[Dataset records]
-- START --

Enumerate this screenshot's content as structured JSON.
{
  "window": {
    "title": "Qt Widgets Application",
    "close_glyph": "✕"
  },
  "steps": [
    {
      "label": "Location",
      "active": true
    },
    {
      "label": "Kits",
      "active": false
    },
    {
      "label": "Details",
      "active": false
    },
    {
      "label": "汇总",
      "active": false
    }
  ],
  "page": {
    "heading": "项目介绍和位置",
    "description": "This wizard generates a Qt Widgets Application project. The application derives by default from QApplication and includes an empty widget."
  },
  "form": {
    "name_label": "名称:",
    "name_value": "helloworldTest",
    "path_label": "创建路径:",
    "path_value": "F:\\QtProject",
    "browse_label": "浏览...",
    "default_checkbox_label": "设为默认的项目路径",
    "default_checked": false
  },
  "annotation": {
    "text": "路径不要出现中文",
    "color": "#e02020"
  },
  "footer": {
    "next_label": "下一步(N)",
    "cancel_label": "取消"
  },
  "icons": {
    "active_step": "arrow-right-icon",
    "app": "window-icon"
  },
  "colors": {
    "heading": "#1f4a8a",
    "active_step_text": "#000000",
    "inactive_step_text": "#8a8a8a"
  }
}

-- END --

▶ Task directions: Extract every line from the records above that contains the word "Widgets".

▶ Answer to the exercise:
    "title": "Qt Widgets Application",
    "description": "This wizard generates a Qt Widgets Application project. The application derives by default from QApplication and includes an empty widget."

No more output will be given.